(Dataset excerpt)
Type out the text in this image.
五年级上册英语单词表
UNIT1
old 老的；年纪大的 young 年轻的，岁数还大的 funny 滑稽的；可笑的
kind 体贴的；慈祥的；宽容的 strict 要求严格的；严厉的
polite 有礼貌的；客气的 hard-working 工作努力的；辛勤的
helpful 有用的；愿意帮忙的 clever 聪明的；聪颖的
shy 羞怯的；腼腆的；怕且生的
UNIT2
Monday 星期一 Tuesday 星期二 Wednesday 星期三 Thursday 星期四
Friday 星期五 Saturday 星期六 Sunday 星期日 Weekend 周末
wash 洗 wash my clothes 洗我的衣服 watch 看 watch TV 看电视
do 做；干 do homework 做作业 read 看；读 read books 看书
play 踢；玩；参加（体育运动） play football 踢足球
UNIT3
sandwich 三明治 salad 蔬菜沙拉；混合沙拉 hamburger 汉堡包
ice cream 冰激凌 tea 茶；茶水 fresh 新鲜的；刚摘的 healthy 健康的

◆ Exercise directions
Set down all of the data above, word for word.

◆ Solution to the exercise
Type out the text in this image.
五年级上册英语单词表
UNIT1
old 老的；年纪大的 young 年轻的，岁数还大的 funny 滑稽的；可笑的
kind 体贴的；慈祥的；宽容的 strict 要求严格的；严厉的
polite 有礼貌的；客气的 hard-working 工作努力的；辛勤的
helpful 有用的；愿意帮忙的 clever 聪明的；聪颖的
shy 羞怯的；腼腆的；怕且生的
UNIT2
Monday 星期一 Tuesday 星期二 Wednesday 星期三 Thursday 星期四
Friday 星期五 Saturday 星期六 Sunday 星期日 Weekend 周末
wash 洗 wash my clothes 洗我的衣服 watch 看 watch TV 看电视
do 做；干 do homework 做作业 read 看；读 read books 看书
play 踢；玩；参加（体育运动） play football 踢足球
UNIT3
sandwich 三明治 salad 蔬菜沙拉；混合沙拉 hamburger 汉堡包
ice cream 冰激凌 tea 茶；茶水 fresh 新鲜的；刚摘的 healthy 健康的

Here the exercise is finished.